_Directions:_ Rewrite the entries as a numbered list, starting from the first line and continuing up to and including the line with "1767, 525, 1784]". Leave out any blank lines.

_Dataset rows:_

• • • •

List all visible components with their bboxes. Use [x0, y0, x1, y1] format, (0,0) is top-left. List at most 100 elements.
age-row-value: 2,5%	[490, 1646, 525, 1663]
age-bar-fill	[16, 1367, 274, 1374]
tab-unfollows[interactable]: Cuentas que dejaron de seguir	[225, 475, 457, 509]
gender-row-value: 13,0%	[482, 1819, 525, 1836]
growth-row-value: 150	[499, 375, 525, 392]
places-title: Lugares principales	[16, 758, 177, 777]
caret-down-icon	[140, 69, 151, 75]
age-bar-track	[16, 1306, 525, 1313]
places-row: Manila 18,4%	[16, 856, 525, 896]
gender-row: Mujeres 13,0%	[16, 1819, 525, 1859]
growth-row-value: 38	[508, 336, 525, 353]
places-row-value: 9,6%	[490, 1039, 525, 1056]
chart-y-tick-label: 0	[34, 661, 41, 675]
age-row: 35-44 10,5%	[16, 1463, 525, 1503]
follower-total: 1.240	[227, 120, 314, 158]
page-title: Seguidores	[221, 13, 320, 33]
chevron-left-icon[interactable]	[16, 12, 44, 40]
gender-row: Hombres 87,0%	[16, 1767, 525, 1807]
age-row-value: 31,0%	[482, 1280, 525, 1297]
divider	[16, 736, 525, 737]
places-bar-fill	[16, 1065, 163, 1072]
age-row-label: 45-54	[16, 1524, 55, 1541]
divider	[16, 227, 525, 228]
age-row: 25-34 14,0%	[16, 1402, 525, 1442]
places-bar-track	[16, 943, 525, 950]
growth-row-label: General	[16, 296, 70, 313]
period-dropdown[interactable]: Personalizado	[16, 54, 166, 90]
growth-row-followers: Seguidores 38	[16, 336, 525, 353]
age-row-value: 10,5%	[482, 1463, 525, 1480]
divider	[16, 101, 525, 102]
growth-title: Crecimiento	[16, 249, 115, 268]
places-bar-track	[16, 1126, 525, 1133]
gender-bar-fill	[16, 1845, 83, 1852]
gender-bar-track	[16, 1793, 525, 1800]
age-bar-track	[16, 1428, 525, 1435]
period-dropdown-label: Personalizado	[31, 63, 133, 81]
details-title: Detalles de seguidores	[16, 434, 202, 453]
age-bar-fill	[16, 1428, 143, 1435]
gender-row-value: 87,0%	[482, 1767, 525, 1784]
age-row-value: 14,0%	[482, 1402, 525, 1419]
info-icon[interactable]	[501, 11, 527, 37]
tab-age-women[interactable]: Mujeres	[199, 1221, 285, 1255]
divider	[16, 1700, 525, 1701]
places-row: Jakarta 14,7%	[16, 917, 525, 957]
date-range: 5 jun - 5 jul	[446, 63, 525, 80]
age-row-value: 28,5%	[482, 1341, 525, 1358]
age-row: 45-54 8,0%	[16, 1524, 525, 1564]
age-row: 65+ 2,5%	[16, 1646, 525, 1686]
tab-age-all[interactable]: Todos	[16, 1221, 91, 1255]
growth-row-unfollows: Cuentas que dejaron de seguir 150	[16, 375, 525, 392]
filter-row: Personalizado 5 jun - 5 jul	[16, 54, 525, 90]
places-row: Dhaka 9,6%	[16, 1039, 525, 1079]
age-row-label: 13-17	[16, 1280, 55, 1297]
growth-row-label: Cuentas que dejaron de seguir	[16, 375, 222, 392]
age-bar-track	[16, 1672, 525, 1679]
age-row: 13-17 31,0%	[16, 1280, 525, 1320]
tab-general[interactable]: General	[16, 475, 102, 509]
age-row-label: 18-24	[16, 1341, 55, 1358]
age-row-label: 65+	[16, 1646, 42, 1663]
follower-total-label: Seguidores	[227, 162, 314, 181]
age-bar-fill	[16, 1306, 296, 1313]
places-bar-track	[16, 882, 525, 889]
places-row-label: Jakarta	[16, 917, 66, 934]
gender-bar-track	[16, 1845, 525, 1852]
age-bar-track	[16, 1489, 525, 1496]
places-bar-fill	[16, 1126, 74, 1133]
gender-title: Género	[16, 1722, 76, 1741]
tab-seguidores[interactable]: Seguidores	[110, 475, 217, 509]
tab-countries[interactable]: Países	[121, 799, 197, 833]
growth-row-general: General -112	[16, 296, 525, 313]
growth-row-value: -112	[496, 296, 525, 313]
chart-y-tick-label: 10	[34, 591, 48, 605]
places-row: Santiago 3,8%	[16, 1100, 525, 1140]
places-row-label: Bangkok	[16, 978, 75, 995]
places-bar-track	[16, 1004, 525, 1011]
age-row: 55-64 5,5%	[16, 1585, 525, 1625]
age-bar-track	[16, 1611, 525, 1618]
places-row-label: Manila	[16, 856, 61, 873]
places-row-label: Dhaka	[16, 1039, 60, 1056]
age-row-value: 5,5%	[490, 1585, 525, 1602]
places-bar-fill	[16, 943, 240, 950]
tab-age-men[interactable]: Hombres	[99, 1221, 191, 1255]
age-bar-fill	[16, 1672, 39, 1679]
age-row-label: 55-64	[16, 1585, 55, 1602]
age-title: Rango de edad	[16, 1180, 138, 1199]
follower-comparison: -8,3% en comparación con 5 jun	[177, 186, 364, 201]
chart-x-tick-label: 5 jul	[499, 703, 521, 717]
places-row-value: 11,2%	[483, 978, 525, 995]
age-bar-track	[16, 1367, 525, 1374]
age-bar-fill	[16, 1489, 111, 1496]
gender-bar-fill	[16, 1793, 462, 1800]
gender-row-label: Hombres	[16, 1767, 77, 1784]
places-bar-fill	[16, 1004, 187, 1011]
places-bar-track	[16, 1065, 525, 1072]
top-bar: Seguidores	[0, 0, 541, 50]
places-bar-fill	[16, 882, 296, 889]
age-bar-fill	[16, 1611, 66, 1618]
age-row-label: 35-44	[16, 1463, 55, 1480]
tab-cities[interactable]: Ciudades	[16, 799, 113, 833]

• • • •

_Solution below:_
1. List all visible components with their bboxes. Use [x0, y0, x1, y1] format, (0,0) is top-left. List at most 100 elements.
2. age-row-value: 2,5%	[490, 1646, 525, 1663]
3. age-bar-fill	[16, 1367, 274, 1374]
4. tab-unfollows[interactable]: Cuentas que dejaron de seguir	[225, 475, 457, 509]
5. gender-row-value: 13,0%	[482, 1819, 525, 1836]
6. growth-row-value: 150	[499, 375, 525, 392]
7. places-title: Lugares principales	[16, 758, 177, 777]
8. caret-down-icon	[140, 69, 151, 75]
9. age-bar-track	[16, 1306, 525, 1313]
10. places-row: Manila 18,4%	[16, 856, 525, 896]
11. gender-row: Mujeres 13,0%	[16, 1819, 525, 1859]
12. growth-row-value: 38	[508, 336, 525, 353]
13. places-row-value: 9,6%	[490, 1039, 525, 1056]
14. chart-y-tick-label: 0	[34, 661, 41, 675]
15. age-row: 35-44 10,5%	[16, 1463, 525, 1503]
16. follower-total: 1.240	[227, 120, 314, 158]
17. page-title: Seguidores	[221, 13, 320, 33]
18. chevron-left-icon[interactable]	[16, 12, 44, 40]
19. gender-row: Hombres 87,0%	[16, 1767, 525, 1807]
20. age-row-value: 31,0%	[482, 1280, 525, 1297]
21. divider	[16, 736, 525, 737]
22. places-bar-fill	[16, 1065, 163, 1072]
23. age-row-label: 45-54	[16, 1524, 55, 1541]
24. divider	[16, 227, 525, 228]
25. age-row: 25-34 14,0%	[16, 1402, 525, 1442]
26. places-bar-track	[16, 943, 525, 950]
27. growth-row-label: General	[16, 296, 70, 313]
28. period-dropdown[interactable]: Personalizado	[16, 54, 166, 90]
29. growth-row-followers: Seguidores 38	[16, 336, 525, 353]
30. age-row-value: 10,5%	[482, 1463, 525, 1480]
31. divider	[16, 101, 525, 102]
32. growth-title: Crecimiento	[16, 249, 115, 268]
33. places-bar-track	[16, 1126, 525, 1133]
34. gender-bar-fill	[16, 1845, 83, 1852]
35. gender-bar-track	[16, 1793, 525, 1800]
36. age-bar-track	[16, 1428, 525, 1435]
37. period-dropdown-label: Personalizado	[31, 63, 133, 81]
38. details-title: Detalles de seguidores	[16, 434, 202, 453]
39. age-bar-fill	[16, 1428, 143, 1435]
40. gender-row-value: 87,0%	[482, 1767, 525, 1784]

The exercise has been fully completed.